> TASK DIRECTIONS
Locate every line below that contains the word "name" and copy it.

* begin STORED DATA *

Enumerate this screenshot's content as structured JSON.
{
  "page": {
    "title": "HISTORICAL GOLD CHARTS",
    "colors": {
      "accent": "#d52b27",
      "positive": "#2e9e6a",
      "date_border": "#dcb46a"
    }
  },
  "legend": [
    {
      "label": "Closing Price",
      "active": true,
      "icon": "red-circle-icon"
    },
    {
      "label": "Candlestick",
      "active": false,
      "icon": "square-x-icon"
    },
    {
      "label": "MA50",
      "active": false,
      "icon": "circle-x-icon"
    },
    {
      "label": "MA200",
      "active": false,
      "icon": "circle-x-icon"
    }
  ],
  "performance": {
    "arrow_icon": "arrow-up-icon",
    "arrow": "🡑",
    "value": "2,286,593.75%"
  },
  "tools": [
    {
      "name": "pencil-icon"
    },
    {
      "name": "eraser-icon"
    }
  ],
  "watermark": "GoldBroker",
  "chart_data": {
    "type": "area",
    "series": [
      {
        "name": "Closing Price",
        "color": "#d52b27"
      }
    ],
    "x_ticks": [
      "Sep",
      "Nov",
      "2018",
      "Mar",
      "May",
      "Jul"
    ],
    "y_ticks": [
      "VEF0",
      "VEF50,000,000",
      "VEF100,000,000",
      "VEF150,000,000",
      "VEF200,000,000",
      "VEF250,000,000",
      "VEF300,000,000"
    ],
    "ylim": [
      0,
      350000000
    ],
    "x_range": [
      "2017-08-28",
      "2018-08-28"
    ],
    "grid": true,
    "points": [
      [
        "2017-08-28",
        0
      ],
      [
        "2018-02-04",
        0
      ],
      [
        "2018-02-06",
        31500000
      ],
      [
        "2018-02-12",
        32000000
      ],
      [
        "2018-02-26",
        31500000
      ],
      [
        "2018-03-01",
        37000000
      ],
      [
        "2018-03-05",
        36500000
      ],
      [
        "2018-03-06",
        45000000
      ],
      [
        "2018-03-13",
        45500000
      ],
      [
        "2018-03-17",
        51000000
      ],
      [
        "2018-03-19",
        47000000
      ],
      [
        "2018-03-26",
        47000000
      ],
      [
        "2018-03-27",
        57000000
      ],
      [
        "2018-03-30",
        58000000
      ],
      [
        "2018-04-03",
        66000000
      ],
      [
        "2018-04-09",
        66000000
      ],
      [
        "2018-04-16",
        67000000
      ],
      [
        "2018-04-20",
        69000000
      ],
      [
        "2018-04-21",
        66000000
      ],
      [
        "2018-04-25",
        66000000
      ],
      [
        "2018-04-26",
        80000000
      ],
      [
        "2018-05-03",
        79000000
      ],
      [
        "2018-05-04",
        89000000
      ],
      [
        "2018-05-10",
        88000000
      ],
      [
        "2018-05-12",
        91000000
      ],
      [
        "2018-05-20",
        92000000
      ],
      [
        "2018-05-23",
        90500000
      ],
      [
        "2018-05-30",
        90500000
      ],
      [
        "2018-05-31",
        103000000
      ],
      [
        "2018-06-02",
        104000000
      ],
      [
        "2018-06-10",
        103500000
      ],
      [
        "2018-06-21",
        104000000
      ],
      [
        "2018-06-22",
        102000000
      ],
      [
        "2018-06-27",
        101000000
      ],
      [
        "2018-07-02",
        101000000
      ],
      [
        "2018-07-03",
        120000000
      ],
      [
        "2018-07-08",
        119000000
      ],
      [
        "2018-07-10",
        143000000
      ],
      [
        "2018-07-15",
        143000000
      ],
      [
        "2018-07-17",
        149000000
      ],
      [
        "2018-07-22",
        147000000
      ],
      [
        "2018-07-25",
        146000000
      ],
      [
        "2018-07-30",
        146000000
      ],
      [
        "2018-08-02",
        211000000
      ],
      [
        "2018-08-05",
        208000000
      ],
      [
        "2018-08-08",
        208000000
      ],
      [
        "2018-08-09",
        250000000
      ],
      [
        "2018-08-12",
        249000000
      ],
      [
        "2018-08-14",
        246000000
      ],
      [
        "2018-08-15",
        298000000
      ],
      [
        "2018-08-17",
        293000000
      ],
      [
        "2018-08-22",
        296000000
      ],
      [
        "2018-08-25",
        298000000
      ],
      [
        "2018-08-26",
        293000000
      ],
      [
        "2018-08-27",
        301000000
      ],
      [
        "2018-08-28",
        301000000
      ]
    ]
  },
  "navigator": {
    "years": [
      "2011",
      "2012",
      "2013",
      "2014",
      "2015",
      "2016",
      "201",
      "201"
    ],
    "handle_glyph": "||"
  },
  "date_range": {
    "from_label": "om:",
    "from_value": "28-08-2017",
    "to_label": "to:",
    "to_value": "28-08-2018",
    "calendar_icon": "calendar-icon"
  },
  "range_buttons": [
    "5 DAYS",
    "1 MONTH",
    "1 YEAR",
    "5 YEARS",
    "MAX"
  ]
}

* end STORED DATA *

> ANSWER TO THE PROBLEM
      "name": "pencil-icon"
      "name": "eraser-icon"
        "name": "Closing Price",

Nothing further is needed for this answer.